-- START --

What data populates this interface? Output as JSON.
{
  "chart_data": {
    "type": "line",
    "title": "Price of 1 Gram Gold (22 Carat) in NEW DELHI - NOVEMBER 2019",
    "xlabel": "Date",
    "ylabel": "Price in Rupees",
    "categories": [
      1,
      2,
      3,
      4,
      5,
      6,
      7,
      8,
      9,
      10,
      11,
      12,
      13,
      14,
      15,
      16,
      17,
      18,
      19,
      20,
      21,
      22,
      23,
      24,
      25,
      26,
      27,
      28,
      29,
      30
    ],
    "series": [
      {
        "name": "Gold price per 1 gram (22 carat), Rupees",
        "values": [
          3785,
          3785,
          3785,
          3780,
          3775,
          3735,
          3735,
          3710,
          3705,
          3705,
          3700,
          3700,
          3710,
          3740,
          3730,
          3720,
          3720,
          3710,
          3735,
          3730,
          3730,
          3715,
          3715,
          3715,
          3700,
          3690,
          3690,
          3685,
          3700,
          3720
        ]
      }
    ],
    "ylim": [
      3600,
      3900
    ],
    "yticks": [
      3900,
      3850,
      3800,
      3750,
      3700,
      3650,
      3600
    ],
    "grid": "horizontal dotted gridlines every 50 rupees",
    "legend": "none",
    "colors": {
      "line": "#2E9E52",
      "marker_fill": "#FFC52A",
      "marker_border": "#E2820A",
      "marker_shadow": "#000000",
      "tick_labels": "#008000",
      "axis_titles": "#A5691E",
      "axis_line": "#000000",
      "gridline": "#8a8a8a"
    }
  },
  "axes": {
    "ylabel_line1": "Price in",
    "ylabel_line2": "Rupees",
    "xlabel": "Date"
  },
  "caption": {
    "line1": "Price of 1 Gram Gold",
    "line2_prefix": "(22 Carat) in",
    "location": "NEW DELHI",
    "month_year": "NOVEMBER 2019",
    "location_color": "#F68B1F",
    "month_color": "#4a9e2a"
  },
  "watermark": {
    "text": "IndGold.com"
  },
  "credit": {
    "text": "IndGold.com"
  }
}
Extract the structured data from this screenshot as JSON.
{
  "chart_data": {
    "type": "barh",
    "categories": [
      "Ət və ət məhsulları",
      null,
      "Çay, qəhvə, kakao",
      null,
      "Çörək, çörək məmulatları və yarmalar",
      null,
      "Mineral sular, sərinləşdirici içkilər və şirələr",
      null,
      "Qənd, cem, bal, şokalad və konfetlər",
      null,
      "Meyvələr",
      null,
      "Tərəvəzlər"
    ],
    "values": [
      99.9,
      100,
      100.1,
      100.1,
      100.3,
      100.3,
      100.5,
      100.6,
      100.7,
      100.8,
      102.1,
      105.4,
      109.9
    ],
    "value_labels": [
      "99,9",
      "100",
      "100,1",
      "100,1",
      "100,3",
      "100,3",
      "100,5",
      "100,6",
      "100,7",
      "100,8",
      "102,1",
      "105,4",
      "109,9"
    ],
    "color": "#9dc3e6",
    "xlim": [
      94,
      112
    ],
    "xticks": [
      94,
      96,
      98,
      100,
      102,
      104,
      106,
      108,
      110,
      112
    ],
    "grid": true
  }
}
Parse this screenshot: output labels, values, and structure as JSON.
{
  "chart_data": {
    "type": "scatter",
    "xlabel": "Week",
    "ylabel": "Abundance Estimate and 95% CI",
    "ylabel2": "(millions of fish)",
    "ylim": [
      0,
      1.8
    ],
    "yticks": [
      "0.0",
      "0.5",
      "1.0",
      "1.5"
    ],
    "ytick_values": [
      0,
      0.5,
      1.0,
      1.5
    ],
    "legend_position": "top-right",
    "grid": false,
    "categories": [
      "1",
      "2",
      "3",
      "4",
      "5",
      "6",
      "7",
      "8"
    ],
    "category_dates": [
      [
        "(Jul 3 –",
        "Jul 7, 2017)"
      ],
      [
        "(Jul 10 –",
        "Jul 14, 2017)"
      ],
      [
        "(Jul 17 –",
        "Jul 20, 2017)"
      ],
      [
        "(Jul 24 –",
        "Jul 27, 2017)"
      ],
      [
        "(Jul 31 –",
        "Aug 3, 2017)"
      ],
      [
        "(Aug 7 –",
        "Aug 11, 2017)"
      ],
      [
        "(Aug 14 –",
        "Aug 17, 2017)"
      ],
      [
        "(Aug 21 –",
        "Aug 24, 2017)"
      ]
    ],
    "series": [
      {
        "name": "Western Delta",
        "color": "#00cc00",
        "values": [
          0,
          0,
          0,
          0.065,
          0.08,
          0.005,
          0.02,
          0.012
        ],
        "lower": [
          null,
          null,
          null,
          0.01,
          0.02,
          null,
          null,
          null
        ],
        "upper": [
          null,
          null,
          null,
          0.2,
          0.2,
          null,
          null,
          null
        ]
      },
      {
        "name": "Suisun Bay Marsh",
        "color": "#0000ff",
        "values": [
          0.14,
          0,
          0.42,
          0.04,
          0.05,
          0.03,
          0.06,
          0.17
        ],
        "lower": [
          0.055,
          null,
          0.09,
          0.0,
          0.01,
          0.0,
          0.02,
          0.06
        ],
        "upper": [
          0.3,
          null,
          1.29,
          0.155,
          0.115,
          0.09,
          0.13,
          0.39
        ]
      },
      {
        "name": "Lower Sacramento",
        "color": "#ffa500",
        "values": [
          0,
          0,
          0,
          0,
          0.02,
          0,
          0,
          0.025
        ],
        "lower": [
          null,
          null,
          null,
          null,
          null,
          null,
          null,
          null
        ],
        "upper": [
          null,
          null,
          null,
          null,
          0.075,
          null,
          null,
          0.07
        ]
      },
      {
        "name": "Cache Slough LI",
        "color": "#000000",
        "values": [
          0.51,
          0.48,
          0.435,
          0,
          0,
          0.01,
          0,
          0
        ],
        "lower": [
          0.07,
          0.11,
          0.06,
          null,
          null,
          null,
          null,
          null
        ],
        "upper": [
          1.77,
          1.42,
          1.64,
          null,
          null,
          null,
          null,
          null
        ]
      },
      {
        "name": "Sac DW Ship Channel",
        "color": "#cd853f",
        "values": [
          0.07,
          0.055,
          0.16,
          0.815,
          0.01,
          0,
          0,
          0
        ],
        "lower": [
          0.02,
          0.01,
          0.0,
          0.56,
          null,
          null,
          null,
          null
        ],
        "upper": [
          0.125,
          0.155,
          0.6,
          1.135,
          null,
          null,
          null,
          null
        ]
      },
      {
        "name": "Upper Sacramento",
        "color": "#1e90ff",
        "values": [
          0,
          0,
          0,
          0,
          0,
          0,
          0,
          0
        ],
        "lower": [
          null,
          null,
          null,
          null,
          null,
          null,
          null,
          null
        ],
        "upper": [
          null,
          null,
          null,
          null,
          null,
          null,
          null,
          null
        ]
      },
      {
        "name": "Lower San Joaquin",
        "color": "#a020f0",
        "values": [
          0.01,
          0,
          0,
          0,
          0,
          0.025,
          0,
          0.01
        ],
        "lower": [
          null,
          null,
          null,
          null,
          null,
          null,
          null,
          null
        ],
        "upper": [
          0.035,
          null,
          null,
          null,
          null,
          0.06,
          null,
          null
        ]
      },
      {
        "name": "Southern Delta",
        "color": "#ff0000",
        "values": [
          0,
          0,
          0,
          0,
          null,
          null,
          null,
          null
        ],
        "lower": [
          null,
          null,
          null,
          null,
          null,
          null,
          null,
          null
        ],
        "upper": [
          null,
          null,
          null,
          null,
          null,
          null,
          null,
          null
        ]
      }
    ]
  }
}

-- END --

## Job
Whichever lines contain the string "Sacramento", select and copy them.

## Right answer
        "name": "Lower Sacramento",
        "name": "Upper Sacramento",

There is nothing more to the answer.